* start Data for this task *

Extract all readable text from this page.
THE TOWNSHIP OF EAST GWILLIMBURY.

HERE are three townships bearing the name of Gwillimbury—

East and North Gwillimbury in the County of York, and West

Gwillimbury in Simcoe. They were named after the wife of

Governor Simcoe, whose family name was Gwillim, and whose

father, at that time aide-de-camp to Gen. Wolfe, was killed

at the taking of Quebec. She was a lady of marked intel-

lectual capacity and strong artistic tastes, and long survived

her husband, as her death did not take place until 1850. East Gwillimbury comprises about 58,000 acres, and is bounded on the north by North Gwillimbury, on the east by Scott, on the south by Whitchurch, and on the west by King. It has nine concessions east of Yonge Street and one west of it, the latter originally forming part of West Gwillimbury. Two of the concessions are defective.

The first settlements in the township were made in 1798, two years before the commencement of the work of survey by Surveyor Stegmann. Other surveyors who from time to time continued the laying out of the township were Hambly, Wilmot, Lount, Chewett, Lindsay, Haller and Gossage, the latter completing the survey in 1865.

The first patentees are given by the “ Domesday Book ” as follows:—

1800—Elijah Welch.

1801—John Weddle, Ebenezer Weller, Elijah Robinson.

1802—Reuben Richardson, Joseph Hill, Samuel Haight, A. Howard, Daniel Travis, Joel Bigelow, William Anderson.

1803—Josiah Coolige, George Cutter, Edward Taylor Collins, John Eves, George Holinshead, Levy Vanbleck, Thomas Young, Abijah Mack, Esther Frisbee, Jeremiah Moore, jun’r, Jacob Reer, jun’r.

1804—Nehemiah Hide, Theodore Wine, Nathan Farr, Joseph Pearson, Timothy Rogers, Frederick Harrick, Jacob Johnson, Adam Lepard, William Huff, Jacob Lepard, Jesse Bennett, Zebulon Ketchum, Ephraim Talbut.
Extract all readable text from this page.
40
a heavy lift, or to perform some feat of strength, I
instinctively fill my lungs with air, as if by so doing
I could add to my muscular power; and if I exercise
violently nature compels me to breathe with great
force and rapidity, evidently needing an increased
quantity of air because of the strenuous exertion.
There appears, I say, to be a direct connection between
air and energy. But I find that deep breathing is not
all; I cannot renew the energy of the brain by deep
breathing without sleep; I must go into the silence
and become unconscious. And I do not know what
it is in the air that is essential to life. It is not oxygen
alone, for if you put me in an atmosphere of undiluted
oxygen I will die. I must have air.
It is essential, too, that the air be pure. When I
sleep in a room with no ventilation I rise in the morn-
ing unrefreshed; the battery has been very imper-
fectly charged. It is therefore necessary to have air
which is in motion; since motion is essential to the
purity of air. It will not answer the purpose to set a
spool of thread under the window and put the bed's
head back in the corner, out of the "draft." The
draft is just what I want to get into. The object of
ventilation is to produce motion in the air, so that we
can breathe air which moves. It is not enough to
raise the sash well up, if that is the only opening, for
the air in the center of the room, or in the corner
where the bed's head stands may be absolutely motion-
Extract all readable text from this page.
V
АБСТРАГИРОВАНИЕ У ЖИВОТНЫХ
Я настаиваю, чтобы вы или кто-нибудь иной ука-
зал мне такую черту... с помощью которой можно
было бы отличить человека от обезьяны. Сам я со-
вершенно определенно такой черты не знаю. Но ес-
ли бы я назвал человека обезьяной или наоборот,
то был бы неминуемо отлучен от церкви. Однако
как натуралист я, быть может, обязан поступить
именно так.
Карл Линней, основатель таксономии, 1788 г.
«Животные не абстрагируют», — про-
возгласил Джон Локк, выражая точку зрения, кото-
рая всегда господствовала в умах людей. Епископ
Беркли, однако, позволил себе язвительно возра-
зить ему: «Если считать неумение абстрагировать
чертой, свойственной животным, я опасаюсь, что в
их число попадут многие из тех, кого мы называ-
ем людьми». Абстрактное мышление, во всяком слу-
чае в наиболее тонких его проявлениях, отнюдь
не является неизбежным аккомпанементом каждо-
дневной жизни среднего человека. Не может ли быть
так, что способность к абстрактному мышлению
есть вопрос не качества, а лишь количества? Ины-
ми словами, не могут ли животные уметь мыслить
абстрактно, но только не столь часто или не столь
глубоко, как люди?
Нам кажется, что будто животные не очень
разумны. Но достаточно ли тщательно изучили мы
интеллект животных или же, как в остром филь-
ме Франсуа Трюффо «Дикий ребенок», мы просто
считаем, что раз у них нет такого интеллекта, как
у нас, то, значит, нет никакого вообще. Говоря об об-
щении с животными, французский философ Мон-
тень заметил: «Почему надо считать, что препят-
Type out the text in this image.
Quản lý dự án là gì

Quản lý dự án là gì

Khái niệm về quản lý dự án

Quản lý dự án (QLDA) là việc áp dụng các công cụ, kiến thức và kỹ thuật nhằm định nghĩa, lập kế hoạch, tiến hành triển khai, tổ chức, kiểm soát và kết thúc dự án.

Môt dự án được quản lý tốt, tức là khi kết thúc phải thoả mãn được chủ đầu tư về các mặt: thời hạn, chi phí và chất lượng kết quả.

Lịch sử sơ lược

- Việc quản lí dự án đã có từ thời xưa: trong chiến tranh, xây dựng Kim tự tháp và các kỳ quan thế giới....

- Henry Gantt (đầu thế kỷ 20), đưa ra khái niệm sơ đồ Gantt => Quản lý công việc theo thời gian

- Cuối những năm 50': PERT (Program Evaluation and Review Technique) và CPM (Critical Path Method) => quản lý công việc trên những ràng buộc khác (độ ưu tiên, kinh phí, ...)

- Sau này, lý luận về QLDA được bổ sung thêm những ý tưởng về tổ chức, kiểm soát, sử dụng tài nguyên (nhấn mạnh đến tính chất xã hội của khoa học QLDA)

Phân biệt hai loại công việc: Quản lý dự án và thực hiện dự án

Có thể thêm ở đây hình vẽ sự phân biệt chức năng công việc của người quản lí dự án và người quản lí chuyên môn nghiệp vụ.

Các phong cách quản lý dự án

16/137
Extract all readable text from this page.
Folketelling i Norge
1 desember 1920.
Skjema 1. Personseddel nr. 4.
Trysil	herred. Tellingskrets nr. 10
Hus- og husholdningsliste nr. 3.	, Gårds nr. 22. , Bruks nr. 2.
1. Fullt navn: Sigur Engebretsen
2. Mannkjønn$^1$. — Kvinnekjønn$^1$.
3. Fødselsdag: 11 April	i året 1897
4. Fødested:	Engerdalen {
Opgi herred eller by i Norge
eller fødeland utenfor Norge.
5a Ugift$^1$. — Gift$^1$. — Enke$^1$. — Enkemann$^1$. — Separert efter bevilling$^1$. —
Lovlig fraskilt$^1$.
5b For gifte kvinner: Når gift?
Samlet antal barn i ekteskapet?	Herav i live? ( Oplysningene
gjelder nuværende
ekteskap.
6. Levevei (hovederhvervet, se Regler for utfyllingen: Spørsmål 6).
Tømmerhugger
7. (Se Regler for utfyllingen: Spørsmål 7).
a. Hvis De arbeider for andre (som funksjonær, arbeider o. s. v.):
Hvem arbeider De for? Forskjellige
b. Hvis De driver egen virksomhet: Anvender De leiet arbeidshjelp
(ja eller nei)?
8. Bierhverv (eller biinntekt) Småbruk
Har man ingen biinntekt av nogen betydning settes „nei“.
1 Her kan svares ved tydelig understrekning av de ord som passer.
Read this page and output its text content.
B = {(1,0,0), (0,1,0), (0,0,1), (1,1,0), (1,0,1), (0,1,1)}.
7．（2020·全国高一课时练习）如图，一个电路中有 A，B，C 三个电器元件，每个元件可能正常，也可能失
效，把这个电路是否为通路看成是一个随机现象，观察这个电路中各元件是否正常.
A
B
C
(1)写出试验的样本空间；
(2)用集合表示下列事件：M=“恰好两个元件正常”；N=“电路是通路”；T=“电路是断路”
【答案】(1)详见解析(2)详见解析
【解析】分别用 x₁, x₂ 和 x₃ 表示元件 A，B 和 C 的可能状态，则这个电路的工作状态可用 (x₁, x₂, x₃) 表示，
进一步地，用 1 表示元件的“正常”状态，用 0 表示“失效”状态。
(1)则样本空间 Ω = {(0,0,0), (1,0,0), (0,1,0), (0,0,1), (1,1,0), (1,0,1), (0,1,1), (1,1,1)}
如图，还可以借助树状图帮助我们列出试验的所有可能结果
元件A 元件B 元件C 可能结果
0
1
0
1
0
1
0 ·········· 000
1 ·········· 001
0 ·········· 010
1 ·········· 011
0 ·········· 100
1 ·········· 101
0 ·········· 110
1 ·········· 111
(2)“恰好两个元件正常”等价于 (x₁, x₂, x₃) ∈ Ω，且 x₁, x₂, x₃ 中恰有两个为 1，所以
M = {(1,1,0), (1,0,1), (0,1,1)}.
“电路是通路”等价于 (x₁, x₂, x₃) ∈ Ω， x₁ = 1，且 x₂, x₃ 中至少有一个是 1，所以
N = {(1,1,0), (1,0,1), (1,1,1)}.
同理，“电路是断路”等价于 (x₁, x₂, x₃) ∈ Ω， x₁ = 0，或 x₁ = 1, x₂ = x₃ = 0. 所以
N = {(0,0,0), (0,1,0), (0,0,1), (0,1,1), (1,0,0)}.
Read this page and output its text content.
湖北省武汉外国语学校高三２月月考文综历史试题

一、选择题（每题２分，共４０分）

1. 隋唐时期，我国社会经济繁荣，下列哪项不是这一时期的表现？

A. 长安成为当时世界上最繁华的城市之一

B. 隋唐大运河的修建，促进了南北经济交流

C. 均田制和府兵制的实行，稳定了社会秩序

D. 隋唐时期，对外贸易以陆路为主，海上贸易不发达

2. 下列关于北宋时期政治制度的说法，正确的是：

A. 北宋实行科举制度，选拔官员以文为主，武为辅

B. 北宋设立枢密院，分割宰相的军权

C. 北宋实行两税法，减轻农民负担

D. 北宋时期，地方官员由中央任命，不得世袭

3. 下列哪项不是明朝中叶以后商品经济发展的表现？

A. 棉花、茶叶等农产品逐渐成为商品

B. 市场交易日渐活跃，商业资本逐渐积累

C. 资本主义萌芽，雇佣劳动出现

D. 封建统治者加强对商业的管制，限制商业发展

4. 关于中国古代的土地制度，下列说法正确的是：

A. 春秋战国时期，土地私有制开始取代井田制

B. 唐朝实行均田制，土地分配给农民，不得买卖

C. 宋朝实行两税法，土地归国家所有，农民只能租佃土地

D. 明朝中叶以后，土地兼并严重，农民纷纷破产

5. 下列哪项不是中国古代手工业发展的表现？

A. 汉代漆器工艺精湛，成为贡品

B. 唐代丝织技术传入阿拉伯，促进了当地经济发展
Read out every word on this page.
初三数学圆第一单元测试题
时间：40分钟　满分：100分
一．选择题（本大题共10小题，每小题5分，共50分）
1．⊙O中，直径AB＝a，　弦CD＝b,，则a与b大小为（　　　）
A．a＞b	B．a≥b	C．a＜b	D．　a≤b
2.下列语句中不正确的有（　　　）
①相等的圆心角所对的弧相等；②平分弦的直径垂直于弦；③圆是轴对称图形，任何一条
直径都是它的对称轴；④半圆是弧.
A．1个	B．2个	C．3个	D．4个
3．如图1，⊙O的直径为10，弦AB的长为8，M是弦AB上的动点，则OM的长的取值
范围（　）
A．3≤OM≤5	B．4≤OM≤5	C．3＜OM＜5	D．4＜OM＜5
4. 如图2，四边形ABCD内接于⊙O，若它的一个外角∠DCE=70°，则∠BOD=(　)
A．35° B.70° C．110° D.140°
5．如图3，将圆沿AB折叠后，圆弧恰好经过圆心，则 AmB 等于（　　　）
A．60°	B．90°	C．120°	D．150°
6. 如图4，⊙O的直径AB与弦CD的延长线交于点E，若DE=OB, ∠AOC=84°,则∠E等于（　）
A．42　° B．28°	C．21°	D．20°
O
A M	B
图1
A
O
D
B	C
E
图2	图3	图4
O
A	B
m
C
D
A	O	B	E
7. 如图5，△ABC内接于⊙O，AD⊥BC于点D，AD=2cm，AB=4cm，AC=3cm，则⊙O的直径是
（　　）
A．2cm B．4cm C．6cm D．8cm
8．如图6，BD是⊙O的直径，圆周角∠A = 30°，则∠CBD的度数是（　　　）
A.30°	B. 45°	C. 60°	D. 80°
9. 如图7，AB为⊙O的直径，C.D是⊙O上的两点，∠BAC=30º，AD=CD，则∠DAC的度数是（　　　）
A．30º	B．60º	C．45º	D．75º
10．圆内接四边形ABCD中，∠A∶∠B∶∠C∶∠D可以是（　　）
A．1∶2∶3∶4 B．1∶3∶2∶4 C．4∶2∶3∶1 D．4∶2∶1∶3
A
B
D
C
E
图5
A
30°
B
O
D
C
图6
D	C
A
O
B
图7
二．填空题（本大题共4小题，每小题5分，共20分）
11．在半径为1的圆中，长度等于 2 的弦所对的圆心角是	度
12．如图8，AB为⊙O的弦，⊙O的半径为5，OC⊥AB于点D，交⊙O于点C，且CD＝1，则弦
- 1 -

* end Data for this task *

[What is needed] Look through the records and gather each line with the word "恰好两个元件正常".

[Problem solution]
(2)用集合表示下列事件：M=“恰好两个元件正常”；N=“电路是通路”；T=“电路是断路”
(2)“恰好两个元件正常”等价于 (x₁, x₂, x₃) ∈ Ω，且 x₁, x₂, x₃ 中恰有两个为 1，所以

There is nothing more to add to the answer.